**RECORDS FOR THE TASK**
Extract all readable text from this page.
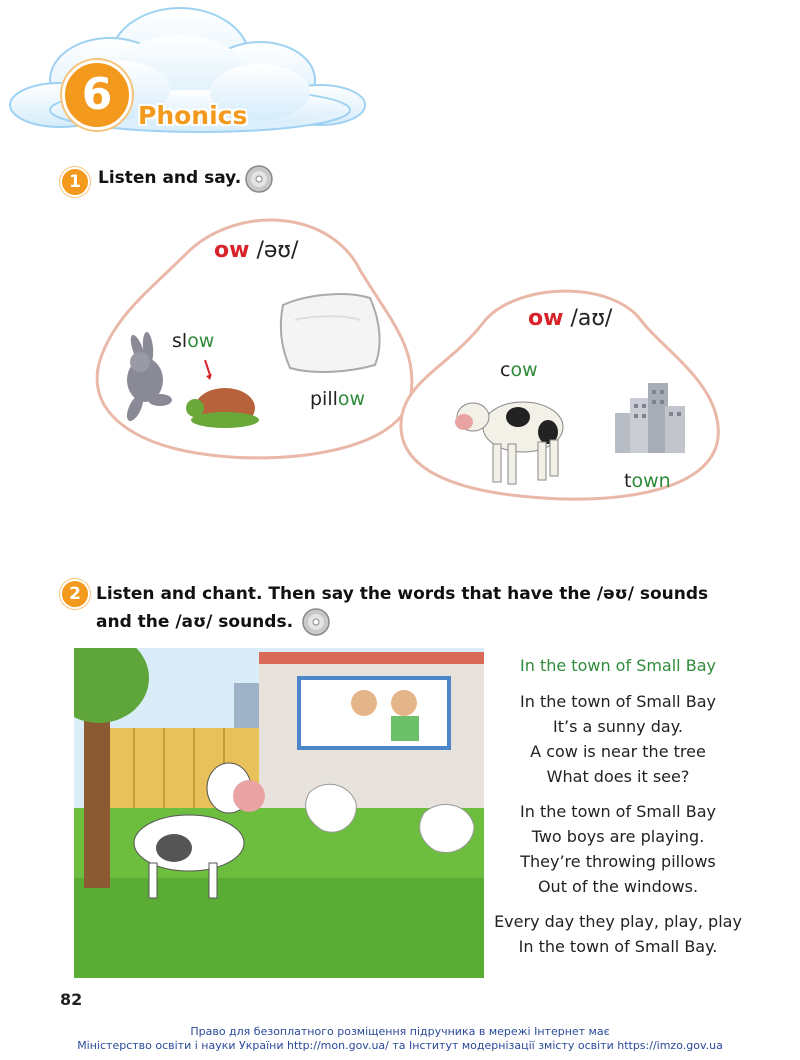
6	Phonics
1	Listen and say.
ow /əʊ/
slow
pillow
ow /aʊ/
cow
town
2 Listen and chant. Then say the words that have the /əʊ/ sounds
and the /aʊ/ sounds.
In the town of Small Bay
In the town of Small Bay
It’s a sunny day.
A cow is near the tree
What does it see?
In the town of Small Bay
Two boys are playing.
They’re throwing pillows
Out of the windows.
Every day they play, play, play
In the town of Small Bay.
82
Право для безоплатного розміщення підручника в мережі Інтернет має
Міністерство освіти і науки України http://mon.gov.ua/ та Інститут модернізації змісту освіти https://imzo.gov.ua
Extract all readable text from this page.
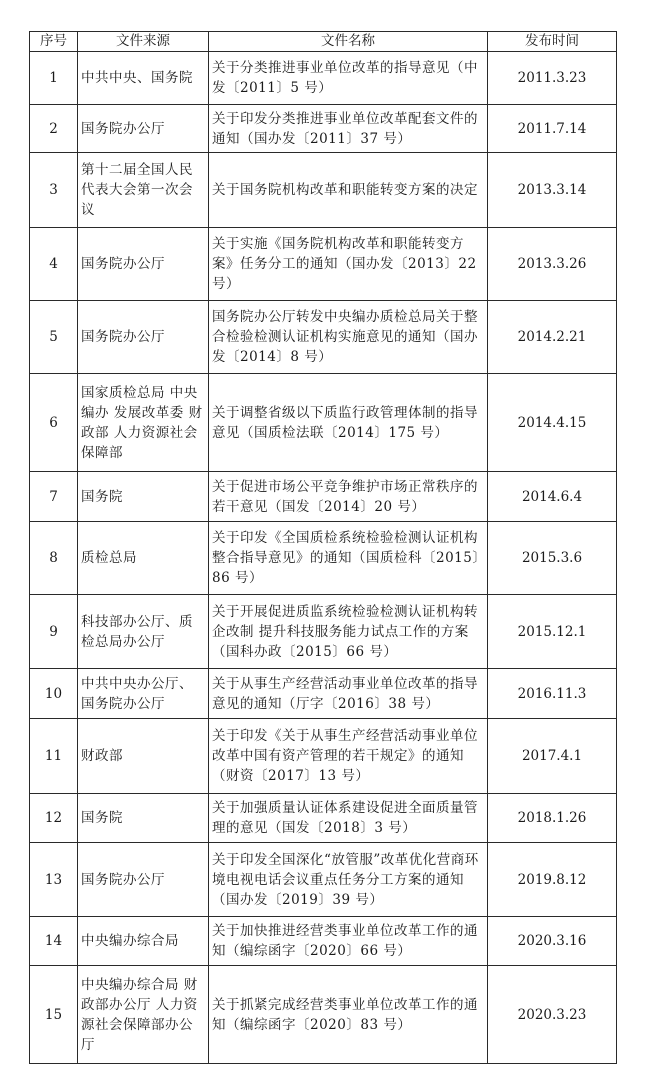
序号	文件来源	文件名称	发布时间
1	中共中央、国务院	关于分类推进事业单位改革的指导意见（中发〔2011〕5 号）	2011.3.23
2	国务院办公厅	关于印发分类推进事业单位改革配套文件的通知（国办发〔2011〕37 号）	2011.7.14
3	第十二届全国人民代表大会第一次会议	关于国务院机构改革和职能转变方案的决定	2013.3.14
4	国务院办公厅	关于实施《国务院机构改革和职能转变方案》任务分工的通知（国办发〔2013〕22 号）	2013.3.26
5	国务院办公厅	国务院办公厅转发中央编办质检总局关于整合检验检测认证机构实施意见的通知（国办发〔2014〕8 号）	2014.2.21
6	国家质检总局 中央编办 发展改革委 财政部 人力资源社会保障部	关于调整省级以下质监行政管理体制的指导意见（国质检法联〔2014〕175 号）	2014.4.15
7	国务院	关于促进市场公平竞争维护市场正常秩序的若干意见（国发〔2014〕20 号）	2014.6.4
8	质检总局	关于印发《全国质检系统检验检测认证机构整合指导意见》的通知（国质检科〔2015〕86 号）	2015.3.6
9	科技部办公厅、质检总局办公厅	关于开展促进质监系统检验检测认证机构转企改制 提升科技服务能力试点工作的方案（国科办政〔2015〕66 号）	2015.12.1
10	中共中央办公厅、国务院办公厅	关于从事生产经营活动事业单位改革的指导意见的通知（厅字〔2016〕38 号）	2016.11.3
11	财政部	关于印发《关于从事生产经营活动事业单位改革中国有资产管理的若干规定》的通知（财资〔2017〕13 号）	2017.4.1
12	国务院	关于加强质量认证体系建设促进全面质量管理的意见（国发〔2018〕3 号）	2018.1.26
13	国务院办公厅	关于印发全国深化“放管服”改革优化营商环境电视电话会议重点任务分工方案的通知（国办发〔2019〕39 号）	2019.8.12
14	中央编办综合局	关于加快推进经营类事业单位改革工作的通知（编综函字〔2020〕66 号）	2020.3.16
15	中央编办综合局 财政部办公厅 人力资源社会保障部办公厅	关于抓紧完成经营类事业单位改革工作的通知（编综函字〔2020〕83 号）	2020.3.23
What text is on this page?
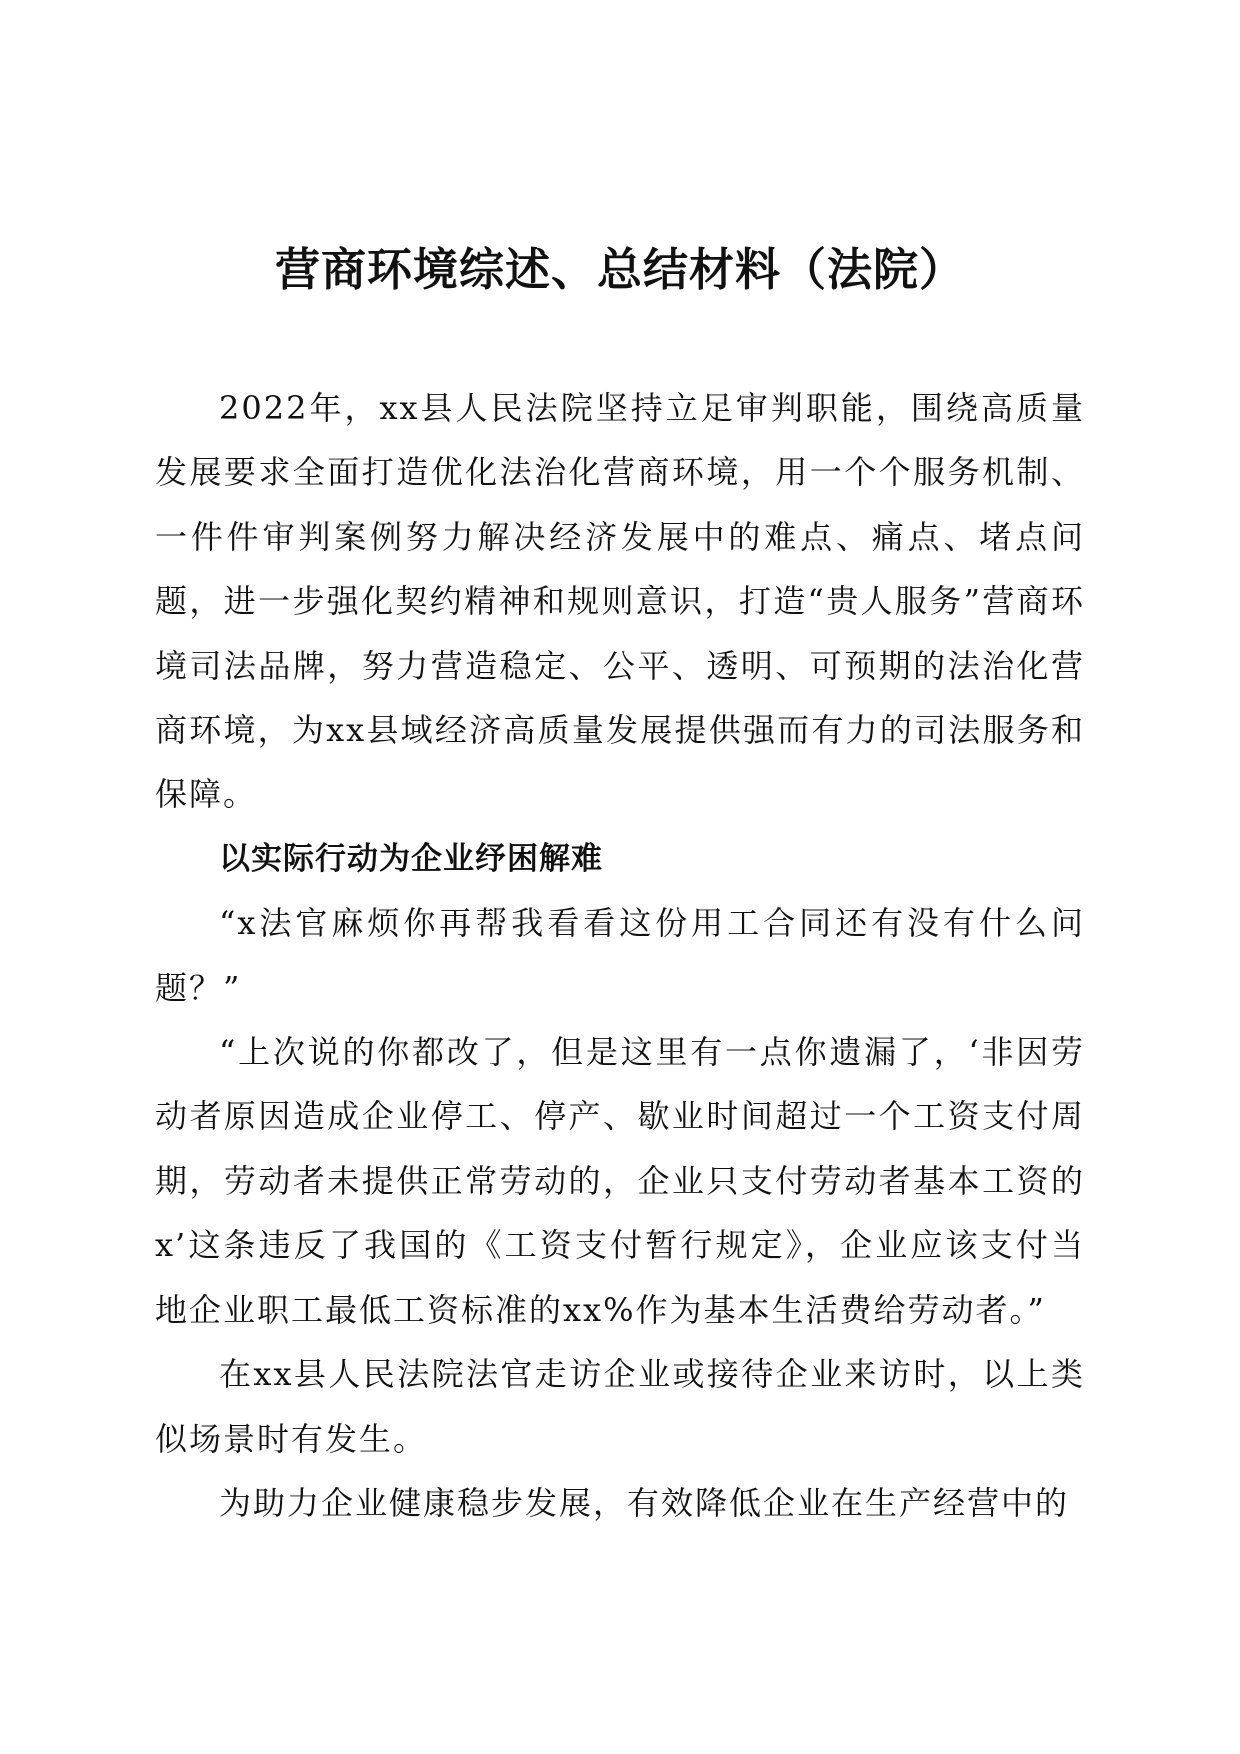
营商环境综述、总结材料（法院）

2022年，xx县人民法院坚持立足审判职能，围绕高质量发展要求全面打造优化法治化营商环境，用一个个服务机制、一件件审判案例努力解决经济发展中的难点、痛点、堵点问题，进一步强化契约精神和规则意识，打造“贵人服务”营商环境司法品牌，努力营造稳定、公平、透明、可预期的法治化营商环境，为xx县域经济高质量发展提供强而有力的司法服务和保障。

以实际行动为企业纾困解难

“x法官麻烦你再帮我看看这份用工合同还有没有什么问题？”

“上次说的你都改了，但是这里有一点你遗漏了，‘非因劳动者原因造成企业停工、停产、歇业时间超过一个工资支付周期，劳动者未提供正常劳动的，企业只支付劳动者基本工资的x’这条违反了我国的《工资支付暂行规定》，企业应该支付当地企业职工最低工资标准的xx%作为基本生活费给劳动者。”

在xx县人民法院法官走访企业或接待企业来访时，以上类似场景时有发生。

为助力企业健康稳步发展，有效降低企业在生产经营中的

**AIM OF THE TASK**
Copy each line of the records precisely and drop any images they hold.

**EXERCISE RESULT**
Extract all readable text from this page.
6	Phonics
1	Listen and say.
ow /əʊ/
slow
pillow
ow /aʊ/
cow
town
2 Listen and chant. Then say the words that have the /əʊ/ sounds
and the /aʊ/ sounds.
In the town of Small Bay
In the town of Small Bay
It’s a sunny day.
A cow is near the tree
What does it see?
In the town of Small Bay
Two boys are playing.
They’re throwing pillows
Out of the windows.
Every day they play, play, play
In the town of Small Bay.
82
Право для безоплатного розміщення підручника в мережі Інтернет має
Міністерство освіти і науки України http://mon.gov.ua/ та Інститут модернізації змісту освіти https://imzo.gov.ua
Extract all readable text from this page.
序号	文件来源	文件名称	发布时间
1	中共中央、国务院	关于分类推进事业单位改革的指导意见（中发〔2011〕5 号）	2011.3.23
2	国务院办公厅	关于印发分类推进事业单位改革配套文件的通知（国办发〔2011〕37 号）	2011.7.14
3	第十二届全国人民代表大会第一次会议	关于国务院机构改革和职能转变方案的决定	2013.3.14
4	国务院办公厅	关于实施《国务院机构改革和职能转变方案》任务分工的通知（国办发〔2013〕22 号）	2013.3.26
5	国务院办公厅	国务院办公厅转发中央编办质检总局关于整合检验检测认证机构实施意见的通知（国办发〔2014〕8 号）	2014.2.21
6	国家质检总局 中央编办 发展改革委 财政部 人力资源社会保障部	关于调整省级以下质监行政管理体制的指导意见（国质检法联〔2014〕175 号）	2014.4.15
7	国务院	关于促进市场公平竞争维护市场正常秩序的若干意见（国发〔2014〕20 号）	2014.6.4
8	质检总局	关于印发《全国质检系统检验检测认证机构整合指导意见》的通知（国质检科〔2015〕86 号）	2015.3.6
9	科技部办公厅、质检总局办公厅	关于开展促进质监系统检验检测认证机构转企改制 提升科技服务能力试点工作的方案（国科办政〔2015〕66 号）	2015.12.1
10	中共中央办公厅、国务院办公厅	关于从事生产经营活动事业单位改革的指导意见的通知（厅字〔2016〕38 号）	2016.11.3
11	财政部	关于印发《关于从事生产经营活动事业单位改革中国有资产管理的若干规定》的通知（财资〔2017〕13 号）	2017.4.1
12	国务院	关于加强质量认证体系建设促进全面质量管理的意见（国发〔2018〕3 号）	2018.1.26
13	国务院办公厅	关于印发全国深化“放管服”改革优化营商环境电视电话会议重点任务分工方案的通知（国办发〔2019〕39 号）	2019.8.12
14	中央编办综合局	关于加快推进经营类事业单位改革工作的通知（编综函字〔2020〕66 号）	2020.3.16
15	中央编办综合局 财政部办公厅 人力资源社会保障部办公厅	关于抓紧完成经营类事业单位改革工作的通知（编综函字〔2020〕83 号）	2020.3.23
What text is on this page?
营商环境综述、总结材料（法院）

2022年，xx县人民法院坚持立足审判职能，围绕高质量发展要求全面打造优化法治化营商环境，用一个个服务机制、一件件审判案例努力解决经济发展中的难点、痛点、堵点问题，进一步强化契约精神和规则意识，打造“贵人服务”营商环境司法品牌，努力营造稳定、公平、透明、可预期的法治化营商环境，为xx县域经济高质量发展提供强而有力的司法服务和保障。

以实际行动为企业纾困解难

“x法官麻烦你再帮我看看这份用工合同还有没有什么问题？”

“上次说的你都改了，但是这里有一点你遗漏了，‘非因劳动者原因造成企业停工、停产、歇业时间超过一个工资支付周期，劳动者未提供正常劳动的，企业只支付劳动者基本工资的x’这条违反了我国的《工资支付暂行规定》，企业应该支付当地企业职工最低工资标准的xx%作为基本生活费给劳动者。”

在xx县人民法院法官走访企业或接待企业来访时，以上类似场景时有发生。

为助力企业健康稳步发展，有效降低企业在生产经营中的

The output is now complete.